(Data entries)

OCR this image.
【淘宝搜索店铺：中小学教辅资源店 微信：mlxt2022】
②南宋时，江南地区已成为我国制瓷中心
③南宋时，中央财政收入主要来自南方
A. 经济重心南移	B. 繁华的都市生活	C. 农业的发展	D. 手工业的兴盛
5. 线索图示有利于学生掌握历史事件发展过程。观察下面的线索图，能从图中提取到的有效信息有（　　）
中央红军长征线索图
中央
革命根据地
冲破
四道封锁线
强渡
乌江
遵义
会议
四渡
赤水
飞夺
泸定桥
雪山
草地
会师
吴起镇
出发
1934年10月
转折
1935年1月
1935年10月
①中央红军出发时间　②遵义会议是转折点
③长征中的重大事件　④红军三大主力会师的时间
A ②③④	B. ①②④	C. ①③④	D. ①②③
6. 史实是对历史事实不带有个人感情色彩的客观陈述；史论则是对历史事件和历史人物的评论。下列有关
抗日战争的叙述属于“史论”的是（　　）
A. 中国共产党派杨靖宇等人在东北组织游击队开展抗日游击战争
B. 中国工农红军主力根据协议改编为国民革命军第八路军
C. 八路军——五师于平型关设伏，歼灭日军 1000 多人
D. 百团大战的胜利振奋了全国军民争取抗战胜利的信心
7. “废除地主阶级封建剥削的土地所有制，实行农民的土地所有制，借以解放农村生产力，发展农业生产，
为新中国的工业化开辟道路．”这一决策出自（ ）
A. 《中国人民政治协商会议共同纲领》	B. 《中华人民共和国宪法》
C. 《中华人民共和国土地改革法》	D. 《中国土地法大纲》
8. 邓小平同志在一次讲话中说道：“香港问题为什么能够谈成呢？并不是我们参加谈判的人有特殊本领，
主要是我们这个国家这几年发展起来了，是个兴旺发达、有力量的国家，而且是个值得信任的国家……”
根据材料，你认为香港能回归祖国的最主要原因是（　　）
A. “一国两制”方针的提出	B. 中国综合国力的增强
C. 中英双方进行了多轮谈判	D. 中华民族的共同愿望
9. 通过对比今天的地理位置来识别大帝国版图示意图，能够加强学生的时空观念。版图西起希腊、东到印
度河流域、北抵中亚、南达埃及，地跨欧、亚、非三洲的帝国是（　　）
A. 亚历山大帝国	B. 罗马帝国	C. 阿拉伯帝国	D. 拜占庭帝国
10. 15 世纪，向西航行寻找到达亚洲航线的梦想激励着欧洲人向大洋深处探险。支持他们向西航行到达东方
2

--

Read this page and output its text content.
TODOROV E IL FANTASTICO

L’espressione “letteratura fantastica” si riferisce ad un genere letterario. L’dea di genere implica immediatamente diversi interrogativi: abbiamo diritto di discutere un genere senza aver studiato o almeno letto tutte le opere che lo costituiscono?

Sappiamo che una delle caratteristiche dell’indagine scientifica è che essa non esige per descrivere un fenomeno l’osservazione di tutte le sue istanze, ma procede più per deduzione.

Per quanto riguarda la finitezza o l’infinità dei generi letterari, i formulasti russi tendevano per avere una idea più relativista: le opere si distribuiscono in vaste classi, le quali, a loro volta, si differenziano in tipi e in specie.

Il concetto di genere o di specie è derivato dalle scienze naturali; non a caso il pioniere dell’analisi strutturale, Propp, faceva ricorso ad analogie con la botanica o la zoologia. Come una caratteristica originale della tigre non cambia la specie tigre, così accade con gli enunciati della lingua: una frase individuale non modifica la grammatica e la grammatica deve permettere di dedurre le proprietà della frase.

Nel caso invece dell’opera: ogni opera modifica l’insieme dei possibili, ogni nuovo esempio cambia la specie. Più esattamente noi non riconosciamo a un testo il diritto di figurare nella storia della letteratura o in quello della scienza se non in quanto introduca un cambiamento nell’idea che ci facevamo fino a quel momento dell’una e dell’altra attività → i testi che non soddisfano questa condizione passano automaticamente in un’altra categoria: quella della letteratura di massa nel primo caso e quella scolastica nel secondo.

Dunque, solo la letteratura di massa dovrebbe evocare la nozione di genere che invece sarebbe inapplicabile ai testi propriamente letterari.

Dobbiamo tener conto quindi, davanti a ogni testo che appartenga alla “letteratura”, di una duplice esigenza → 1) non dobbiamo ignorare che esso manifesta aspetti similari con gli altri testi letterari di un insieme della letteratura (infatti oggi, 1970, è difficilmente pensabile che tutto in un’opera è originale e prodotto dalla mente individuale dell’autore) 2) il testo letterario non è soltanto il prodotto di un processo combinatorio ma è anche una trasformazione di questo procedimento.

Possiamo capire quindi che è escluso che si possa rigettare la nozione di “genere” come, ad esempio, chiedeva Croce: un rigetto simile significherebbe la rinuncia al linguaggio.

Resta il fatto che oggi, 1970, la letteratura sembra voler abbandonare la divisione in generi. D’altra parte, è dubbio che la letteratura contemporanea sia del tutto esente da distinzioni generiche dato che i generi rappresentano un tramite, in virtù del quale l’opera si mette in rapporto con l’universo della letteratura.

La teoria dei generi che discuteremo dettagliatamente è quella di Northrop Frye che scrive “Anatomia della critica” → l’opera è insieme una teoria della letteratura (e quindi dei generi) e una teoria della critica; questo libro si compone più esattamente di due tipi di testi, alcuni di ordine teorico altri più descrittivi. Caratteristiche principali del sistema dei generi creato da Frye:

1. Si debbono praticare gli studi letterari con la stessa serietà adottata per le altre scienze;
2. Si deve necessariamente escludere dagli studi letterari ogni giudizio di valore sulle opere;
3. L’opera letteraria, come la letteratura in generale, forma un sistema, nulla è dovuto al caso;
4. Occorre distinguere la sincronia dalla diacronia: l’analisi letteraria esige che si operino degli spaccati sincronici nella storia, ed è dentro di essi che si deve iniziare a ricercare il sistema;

### TASK GOAL
Pick out every line above that holds the word "sistema" and copy it.

### REPLY
La teoria dei generi che discuteremo dettagliatamente è quella di Northrop Frye che scrive “Anatomia della critica” → l’opera è insieme una teoria della letteratura (e quindi dei generi) e una teoria della critica; questo libro si compone più esattamente di due tipi di testi, alcuni di ordine teorico altri più descrittivi. Caratteristiche principali del sistema dei generi creato da Frye:
3. L’opera letteraria, come la letteratura in generale, forma un sistema, nulla è dovuto al caso;
4. Occorre distinguere la sincronia dalla diacronia: l’analisi letteraria esige che si operino degli spaccati sincronici nella storia, ed è dentro di essi che si deve iniziare a ricercare il sistema;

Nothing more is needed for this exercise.